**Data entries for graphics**

►

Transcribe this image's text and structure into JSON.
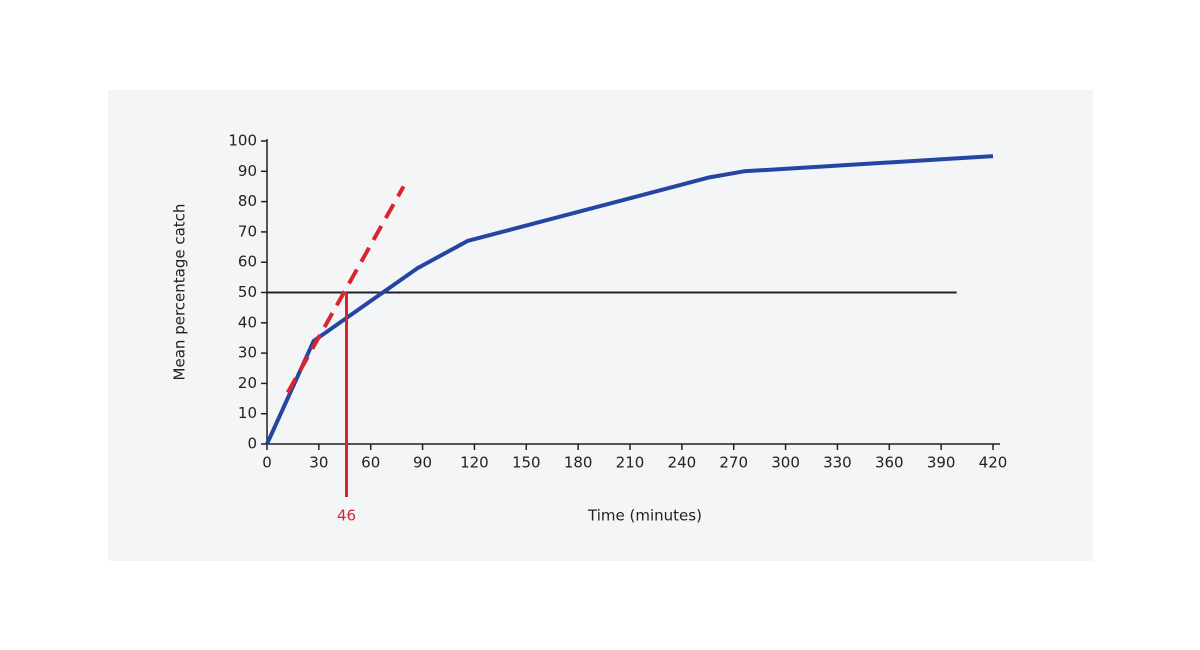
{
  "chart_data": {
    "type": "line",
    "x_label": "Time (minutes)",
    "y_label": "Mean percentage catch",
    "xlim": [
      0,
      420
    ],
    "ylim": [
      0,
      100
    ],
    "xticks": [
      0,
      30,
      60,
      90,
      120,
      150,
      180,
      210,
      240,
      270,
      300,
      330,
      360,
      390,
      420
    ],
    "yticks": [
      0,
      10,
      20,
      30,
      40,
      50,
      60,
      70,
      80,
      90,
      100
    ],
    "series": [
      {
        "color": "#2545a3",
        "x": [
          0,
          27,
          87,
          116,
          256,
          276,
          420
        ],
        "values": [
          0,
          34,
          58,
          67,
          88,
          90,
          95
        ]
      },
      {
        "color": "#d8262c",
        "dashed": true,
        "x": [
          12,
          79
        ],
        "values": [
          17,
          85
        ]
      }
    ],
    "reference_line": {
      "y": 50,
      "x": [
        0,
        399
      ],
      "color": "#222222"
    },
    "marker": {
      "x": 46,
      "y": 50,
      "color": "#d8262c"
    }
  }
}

◄
►

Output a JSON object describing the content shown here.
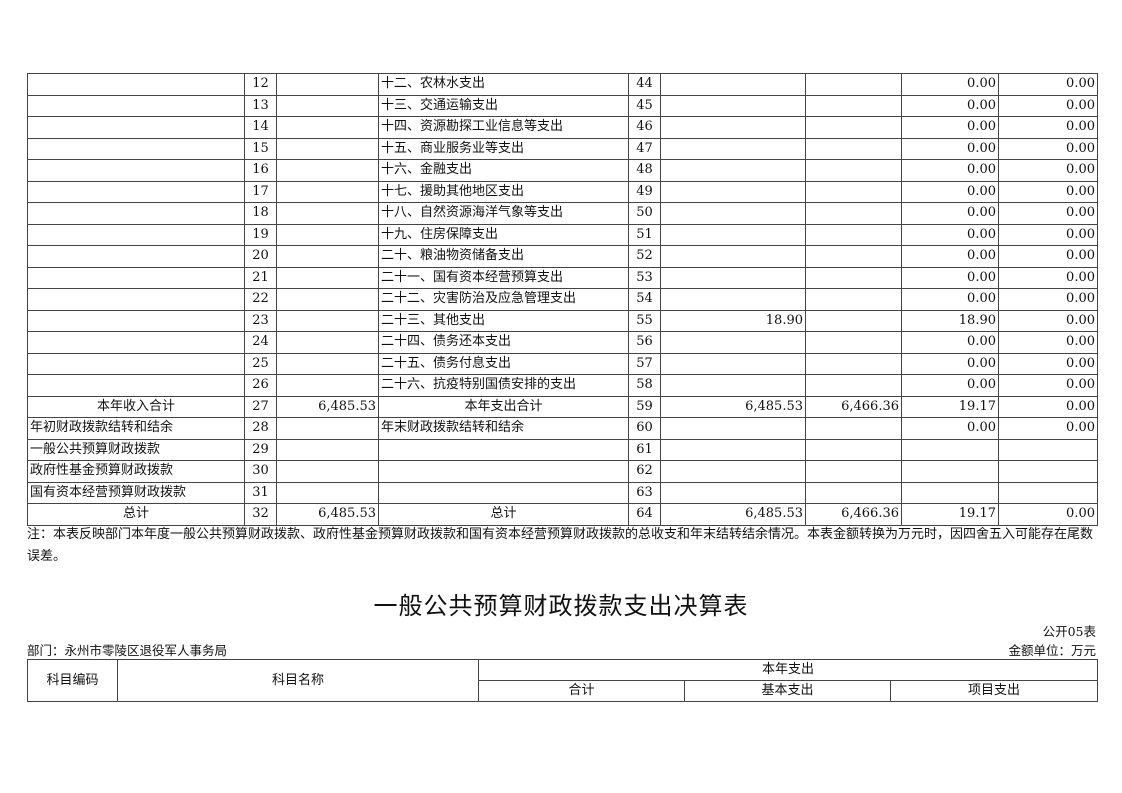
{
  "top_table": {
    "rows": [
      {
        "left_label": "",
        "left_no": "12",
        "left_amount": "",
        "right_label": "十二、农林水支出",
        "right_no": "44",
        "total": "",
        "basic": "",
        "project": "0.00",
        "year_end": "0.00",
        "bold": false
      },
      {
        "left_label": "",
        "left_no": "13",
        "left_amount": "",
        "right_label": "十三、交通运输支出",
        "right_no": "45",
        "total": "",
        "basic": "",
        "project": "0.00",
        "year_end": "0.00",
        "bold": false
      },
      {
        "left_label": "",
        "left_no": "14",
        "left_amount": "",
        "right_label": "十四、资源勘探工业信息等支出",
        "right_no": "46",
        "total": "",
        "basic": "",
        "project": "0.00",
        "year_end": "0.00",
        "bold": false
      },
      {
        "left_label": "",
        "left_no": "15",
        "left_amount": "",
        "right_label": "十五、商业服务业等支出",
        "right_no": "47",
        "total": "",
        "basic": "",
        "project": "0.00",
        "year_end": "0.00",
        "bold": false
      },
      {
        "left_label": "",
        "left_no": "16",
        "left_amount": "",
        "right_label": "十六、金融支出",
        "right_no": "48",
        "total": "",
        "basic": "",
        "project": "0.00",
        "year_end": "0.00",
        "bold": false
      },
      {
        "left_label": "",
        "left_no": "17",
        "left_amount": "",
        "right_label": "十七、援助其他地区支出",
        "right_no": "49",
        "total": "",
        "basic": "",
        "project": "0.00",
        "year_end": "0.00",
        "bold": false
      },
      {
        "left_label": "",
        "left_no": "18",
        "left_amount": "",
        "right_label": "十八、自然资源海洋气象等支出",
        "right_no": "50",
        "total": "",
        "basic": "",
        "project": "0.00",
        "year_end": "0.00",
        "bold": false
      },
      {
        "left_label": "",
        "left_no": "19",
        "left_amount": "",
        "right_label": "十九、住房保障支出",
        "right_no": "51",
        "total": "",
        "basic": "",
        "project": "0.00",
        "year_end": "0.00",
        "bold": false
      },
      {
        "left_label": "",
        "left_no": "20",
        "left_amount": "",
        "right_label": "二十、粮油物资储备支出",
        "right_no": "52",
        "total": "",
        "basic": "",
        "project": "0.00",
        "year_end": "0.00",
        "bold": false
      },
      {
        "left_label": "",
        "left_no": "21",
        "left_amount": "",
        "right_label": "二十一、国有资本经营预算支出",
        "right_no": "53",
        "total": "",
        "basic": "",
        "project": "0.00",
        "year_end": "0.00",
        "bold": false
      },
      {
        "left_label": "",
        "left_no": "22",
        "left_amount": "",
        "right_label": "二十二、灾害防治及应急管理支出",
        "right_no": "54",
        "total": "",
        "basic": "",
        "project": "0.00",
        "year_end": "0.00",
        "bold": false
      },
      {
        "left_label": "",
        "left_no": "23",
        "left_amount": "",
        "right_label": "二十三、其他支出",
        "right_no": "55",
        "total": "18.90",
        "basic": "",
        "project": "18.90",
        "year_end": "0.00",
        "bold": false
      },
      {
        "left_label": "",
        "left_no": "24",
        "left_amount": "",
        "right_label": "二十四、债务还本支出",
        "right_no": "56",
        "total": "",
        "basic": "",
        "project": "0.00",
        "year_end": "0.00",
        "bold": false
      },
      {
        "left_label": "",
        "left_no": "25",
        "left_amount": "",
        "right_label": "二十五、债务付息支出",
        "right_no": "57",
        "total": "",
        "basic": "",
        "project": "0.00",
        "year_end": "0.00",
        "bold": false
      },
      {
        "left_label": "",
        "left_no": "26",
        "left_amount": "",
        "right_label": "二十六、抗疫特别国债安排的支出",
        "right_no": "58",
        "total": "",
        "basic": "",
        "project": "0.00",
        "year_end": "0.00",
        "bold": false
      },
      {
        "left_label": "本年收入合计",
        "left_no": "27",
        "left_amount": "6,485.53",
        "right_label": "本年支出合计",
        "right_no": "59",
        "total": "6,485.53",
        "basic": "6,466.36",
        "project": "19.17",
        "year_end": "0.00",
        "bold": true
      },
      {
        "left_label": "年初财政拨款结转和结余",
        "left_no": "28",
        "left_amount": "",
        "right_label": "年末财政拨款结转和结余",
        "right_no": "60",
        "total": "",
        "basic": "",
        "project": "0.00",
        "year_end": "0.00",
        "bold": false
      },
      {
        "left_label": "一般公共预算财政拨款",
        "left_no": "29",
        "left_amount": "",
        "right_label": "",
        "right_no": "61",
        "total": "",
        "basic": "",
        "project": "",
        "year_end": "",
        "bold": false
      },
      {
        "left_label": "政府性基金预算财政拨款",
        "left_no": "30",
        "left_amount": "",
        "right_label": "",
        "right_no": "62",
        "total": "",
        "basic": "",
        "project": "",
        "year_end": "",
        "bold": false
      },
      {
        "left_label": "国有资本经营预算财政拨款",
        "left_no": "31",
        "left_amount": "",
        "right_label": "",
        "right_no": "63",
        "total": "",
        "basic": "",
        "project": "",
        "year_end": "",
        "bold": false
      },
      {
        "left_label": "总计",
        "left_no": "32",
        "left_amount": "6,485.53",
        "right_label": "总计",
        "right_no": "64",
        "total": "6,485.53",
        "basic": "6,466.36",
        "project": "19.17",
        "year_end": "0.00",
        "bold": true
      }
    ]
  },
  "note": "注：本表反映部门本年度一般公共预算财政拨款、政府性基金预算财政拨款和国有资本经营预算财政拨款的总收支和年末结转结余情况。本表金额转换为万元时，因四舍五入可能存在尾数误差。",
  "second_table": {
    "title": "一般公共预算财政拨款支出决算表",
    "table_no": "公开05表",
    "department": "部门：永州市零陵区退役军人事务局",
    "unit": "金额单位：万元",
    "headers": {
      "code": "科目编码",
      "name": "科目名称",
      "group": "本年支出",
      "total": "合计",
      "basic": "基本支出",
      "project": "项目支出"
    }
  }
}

◄

**Exercise goal**
Work out how many lines of the listing above include "color". Answer with the number and nothing more.

**Response**
4